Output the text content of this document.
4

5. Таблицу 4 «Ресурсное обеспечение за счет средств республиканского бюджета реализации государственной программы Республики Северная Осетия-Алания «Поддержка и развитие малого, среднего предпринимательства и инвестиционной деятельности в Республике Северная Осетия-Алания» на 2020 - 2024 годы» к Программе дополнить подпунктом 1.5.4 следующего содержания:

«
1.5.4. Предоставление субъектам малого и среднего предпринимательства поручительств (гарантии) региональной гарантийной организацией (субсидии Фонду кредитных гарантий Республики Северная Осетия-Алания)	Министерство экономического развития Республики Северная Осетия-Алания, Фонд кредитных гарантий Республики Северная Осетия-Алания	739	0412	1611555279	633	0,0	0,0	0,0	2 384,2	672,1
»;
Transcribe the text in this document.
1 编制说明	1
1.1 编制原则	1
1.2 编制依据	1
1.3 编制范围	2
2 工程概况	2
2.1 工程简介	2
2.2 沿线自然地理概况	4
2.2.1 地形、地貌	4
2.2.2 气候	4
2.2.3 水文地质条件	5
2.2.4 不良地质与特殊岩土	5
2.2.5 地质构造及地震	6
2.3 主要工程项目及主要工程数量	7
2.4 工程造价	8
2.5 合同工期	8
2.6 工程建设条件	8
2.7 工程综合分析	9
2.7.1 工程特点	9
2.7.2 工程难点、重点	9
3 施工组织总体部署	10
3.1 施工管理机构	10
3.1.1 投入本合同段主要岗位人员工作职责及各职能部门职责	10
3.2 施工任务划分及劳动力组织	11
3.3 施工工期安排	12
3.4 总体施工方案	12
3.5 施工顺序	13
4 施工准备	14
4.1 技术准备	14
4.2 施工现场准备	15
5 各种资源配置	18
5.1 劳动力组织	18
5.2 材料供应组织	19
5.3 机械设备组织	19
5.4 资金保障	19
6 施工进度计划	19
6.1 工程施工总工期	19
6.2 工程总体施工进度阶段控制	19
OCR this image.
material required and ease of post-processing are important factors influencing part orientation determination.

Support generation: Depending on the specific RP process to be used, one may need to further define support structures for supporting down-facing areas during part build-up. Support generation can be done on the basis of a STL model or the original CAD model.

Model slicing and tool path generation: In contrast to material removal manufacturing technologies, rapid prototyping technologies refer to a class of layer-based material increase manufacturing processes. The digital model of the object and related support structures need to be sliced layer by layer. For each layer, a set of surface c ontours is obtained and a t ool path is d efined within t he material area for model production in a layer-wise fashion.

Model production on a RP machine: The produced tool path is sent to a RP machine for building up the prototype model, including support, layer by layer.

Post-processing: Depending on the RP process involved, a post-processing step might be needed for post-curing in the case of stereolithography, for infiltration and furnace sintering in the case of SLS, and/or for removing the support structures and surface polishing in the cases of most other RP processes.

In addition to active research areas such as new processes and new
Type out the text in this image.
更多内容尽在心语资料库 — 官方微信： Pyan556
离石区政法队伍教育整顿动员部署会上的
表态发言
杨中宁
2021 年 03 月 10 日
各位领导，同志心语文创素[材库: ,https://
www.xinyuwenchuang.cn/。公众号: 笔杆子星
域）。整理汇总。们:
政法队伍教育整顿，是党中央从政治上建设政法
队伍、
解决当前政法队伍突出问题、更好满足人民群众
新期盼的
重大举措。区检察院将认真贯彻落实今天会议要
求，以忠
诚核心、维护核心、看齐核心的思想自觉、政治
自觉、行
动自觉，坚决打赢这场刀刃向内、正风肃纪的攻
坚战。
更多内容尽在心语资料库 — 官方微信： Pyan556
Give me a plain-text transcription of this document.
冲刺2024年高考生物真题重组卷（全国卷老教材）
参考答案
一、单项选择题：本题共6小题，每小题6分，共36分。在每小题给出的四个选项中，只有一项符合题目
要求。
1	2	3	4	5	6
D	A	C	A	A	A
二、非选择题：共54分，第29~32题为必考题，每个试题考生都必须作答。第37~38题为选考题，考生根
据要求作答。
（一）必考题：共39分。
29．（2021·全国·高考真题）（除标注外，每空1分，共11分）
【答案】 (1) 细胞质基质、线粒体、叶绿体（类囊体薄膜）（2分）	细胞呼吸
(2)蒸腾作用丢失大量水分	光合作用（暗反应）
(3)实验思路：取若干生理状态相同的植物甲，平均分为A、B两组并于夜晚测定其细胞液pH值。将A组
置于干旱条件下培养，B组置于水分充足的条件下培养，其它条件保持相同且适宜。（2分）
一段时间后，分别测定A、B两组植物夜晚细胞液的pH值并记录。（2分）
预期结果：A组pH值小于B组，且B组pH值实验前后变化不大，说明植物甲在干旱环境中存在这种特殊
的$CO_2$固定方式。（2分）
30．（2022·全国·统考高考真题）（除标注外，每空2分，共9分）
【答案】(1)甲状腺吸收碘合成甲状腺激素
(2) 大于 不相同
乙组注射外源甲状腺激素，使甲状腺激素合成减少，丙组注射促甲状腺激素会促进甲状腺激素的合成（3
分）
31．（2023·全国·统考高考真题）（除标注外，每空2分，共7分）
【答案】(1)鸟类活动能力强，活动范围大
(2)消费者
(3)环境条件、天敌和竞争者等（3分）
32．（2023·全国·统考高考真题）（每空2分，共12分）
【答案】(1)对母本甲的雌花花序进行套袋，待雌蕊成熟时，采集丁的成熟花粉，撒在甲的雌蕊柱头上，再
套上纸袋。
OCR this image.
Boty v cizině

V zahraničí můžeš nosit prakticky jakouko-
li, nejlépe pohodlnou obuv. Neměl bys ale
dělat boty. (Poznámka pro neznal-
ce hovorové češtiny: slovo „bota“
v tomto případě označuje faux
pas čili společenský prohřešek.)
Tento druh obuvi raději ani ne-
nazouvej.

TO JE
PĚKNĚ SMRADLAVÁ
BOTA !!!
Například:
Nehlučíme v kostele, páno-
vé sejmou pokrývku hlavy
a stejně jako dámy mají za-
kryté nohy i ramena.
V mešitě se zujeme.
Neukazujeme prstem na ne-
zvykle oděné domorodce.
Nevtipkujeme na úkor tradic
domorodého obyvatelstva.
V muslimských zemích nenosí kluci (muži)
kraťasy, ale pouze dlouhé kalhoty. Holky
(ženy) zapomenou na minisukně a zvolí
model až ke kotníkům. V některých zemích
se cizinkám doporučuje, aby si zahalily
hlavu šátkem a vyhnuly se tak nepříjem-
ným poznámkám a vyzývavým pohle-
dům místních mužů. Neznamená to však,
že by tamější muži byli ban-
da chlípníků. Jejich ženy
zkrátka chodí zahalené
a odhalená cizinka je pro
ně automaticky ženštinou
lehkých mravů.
※ ※ ※
Report all lines of the material that contain the word "zemích".

→ Solution for this problem
V muslimských zemích nenosí kluci (muži)
model až ke kotníkům. V některých zemích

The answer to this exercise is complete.